== STORED ROWS ==
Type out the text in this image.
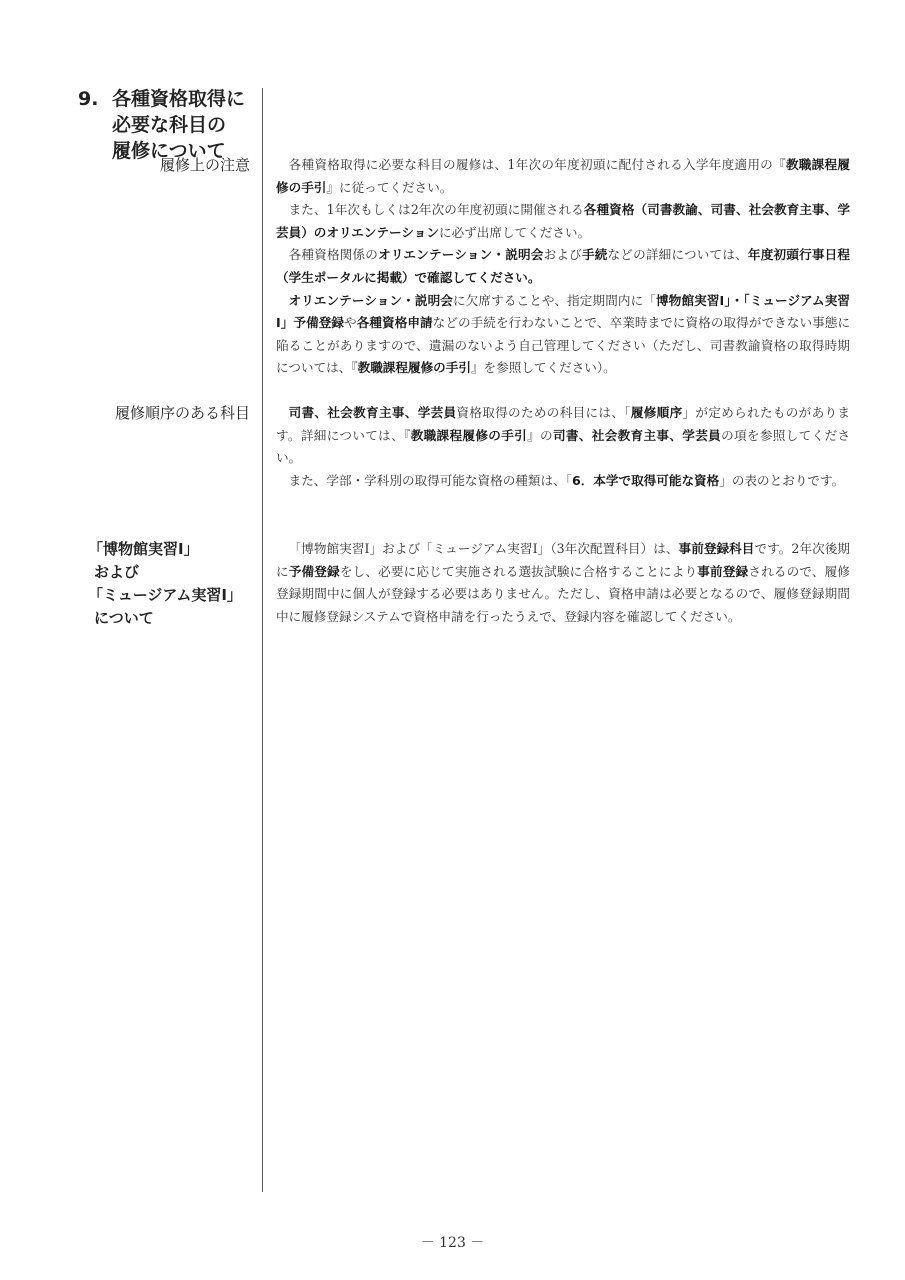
9. 各種資格取得に
必要な科目の
履修について
履修上の注意	各種資格取得に必要な科目の履修は、1年次の年度初頭に配付される入学年度適用の『教職課程履修の手引』に従ってください。

また、1年次もしくは2年次の年度初頭に開催される各種資格（司書教諭、司書、社会教育主事、学芸員）のオリエンテーションに必ず出席してください。

各種資格関係のオリエンテーション・説明会および手続などの詳細については、年度初頭行事日程（学生ポータルに掲載）で確認してください。

オリエンテーション・説明会に欠席することや、指定期間内に「博物館実習Ⅰ」・「ミュージアム実習Ⅰ」予備登録や各種資格申請などの手続を行わないことで、卒業時までに資格の取得ができない事態に陥ることがありますので、遺漏のないよう自己管理してください（ただし、司書教諭資格の取得時期については、『教職課程履修の手引』を参照してください）。

履修順序のある科目	司書、社会教育主事、学芸員資格取得のための科目には、「履修順序」が定められたものがあります。詳細については、『教職課程履修の手引』の司書、社会教育主事、学芸員の項を参照してください。

また、学部・学科別の取得可能な資格の種類は、「6．本学で取得可能な資格」の表のとおりです。

「博物館実習Ⅰ」
および
「ミュージアム実習Ⅰ」
について

「博物館実習Ⅰ」および「ミュージアム実習Ⅰ」（3年次配置科目）は、事前登録科目です。2年次後期に予備登録をし、必要に応じて実施される選抜試験に合格することにより事前登録されるので、履修登録期間中に個人が登録する必要はありません。ただし、資格申請は必要となるので、履修登録期間中に履修登録システムで資格申請を行ったうえで、登録内容を確認してください。

－ 123 －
===
GIVEN REQUEST. Every line of the records that includes the word "教職課程履修の手引" should be gathered.

CORRECT ANSWER.
履修上の注意	各種資格取得に必要な科目の履修は、1年次の年度初頭に配付される入学年度適用の『教職課程履修の手引』に従ってください。
オリエンテーション・説明会に欠席することや、指定期間内に「博物館実習Ⅰ」・「ミュージアム実習Ⅰ」予備登録や各種資格申請などの手続を行わないことで、卒業時までに資格の取得ができない事態に陥ることがありますので、遺漏のないよう自己管理してください（ただし、司書教諭資格の取得時期については、『教職課程履修の手引』を参照してください）。
履修順序のある科目	司書、社会教育主事、学芸員資格取得のための科目には、「履修順序」が定められたものがあります。詳細については、『教職課程履修の手引』の司書、社会教育主事、学芸員の項を参照してください。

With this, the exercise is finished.